_Directions for this task_
Go through the entries below and copy every line that holds the word "white".

'''

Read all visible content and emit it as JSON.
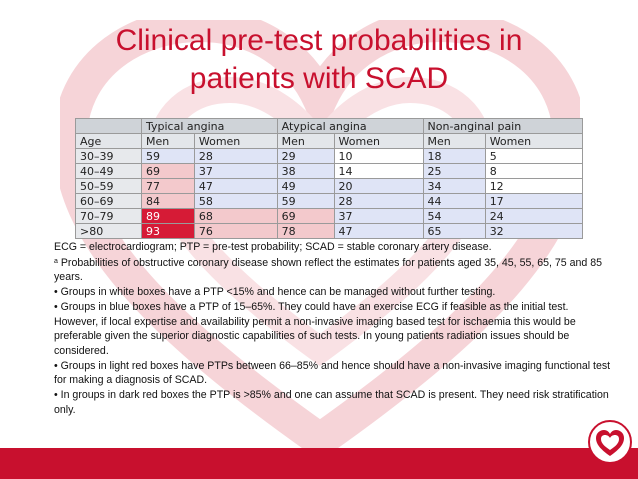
{
  "title": {
    "line1": "Clinical pre-test probabilities in",
    "line2": "patients with SCAD"
  },
  "table": {
    "group_headers": [
      "Typical angina",
      "Atypical angina",
      "Non-anginal pain"
    ],
    "sub_headers": [
      "Age",
      "Men",
      "Women",
      "Men",
      "Women",
      "Men",
      "Women"
    ],
    "rows": [
      {
        "age": "30–39",
        "cells": [
          "59",
          "28",
          "29",
          "10",
          "18",
          "5"
        ]
      },
      {
        "age": "40–49",
        "cells": [
          "69",
          "37",
          "38",
          "14",
          "25",
          "8"
        ]
      },
      {
        "age": "50–59",
        "cells": [
          "77",
          "47",
          "49",
          "20",
          "34",
          "12"
        ]
      },
      {
        "age": "60–69",
        "cells": [
          "84",
          "58",
          "59",
          "28",
          "44",
          "17"
        ]
      },
      {
        "age": "70–79",
        "cells": [
          "89",
          "68",
          "69",
          "37",
          "54",
          "24"
        ]
      },
      {
        "age": ">80",
        "cells": [
          "93",
          "76",
          "78",
          "47",
          "65",
          "32"
        ]
      }
    ],
    "cell_colors": {
      "white": "#ffffff",
      "blue": "#dfe4f6",
      "light_red": "#f3c9cc",
      "dark_red": "#d61b36"
    }
  },
  "notes": {
    "abbrev": "ECG = electrocardiogram; PTP = pre-test probability; SCAD = stable coronary artery disease.",
    "footnote_mark": "a",
    "footnote": " Probabilities of obstructive coronary disease shown reflect the estimates for patients aged 35, 45, 55, 65, 75 and 85 years.",
    "bullet1": "• Groups in white boxes have a PTP <15% and hence can be managed without further testing.",
    "bullet2": "• Groups in blue boxes have a PTP of 15–65%. They could have an exercise ECG if feasible as the initial test. However, if local expertise and availability permit a non-invasive imaging based test for ischaemia this would be preferable given the superior diagnostic capabilities of such tests. In young patients radiation issues should be considered.",
    "bullet3": "• Groups in light red boxes have PTPs between 66–85% and hence should have a non-invasive imaging functional test for making a diagnosis of SCAD.",
    "bullet4": "• In groups in dark red boxes the PTP is >85% and one can assume that SCAD is present. They need risk stratification only."
  },
  "icons": {
    "watermark": "heart-watermark-icon",
    "logo": "esc-heart-logo-icon"
  },
  "colors": {
    "accent": "#c8102e"
  }
}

'''

_Solution for this task_
      "white": "#ffffff",
    "bullet1": "• Groups in white boxes have a PTP <15% and hence can be managed without further testing.",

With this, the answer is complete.